Given task: Extract each line of the records below that contains the word "Flip".

* * * * * * *

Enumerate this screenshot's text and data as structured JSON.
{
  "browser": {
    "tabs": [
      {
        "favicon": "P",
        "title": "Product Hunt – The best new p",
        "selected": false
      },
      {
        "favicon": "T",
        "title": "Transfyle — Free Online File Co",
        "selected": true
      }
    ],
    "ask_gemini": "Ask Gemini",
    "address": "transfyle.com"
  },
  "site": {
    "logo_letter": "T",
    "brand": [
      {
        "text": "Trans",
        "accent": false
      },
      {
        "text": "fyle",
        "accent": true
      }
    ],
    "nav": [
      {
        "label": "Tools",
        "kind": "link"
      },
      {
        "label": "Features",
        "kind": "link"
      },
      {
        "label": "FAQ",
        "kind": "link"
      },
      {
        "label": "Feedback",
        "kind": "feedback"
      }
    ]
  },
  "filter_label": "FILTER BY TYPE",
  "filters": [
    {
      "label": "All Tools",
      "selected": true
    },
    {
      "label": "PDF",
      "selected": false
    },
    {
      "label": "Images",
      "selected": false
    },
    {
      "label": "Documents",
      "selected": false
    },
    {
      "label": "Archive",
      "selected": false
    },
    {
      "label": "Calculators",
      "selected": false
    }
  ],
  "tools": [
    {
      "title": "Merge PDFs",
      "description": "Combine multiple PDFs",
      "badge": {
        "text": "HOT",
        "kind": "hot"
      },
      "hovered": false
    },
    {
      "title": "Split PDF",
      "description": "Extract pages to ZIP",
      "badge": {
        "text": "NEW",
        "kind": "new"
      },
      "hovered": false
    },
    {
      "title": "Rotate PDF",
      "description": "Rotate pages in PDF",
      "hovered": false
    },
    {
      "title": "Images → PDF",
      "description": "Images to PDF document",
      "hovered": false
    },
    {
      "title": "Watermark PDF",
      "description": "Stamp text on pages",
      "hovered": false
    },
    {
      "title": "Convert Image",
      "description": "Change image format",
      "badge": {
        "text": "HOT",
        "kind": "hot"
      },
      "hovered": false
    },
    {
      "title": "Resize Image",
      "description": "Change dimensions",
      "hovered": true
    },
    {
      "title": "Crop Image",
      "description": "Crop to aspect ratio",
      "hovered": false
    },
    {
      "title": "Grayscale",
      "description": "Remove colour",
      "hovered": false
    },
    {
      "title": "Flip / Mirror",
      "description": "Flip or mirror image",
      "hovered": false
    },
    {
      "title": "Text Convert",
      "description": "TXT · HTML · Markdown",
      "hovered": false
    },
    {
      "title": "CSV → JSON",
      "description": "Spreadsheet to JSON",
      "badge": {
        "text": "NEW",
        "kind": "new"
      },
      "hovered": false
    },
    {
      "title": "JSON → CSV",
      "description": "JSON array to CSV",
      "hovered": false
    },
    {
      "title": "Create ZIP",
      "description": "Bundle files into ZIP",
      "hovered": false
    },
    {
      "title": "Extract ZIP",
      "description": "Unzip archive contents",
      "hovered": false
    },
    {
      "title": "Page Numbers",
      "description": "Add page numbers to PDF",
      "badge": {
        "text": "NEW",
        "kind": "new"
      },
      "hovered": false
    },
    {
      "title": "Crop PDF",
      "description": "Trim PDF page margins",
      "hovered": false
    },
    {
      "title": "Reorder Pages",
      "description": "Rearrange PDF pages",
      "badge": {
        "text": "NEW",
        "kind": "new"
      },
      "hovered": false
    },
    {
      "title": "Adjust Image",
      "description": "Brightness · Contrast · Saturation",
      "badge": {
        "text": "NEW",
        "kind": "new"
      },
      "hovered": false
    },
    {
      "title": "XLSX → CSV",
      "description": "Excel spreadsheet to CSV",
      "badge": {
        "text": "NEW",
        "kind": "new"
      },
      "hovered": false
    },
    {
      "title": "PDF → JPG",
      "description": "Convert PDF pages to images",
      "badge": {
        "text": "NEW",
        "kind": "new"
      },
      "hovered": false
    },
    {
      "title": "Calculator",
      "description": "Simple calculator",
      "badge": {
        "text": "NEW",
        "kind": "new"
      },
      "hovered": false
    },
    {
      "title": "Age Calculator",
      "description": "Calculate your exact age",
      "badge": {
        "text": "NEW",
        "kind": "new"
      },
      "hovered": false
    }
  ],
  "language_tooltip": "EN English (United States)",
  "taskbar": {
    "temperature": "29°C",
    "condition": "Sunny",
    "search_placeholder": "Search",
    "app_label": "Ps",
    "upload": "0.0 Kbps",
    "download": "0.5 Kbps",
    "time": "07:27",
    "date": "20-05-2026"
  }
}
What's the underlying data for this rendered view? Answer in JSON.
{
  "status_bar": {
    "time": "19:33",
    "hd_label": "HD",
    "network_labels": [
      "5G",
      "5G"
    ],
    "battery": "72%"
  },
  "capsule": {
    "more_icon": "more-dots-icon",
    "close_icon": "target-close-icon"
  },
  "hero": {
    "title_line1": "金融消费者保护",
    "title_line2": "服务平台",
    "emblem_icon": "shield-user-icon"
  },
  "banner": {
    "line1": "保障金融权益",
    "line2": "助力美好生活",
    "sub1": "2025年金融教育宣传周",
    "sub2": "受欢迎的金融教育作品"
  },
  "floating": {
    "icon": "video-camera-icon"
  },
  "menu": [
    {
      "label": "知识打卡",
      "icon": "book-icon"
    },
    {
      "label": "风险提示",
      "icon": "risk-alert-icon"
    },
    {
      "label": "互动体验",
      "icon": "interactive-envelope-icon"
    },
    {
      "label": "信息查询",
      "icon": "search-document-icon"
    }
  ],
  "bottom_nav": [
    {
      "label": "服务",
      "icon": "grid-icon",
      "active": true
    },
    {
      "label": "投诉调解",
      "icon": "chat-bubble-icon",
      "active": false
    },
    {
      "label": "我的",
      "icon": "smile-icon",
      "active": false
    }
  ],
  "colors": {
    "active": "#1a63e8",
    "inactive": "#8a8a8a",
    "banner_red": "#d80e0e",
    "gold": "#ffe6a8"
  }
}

* * * * * * *

Response:
      "title": "Flip / Mirror",
      "description": "Flip or mirror image",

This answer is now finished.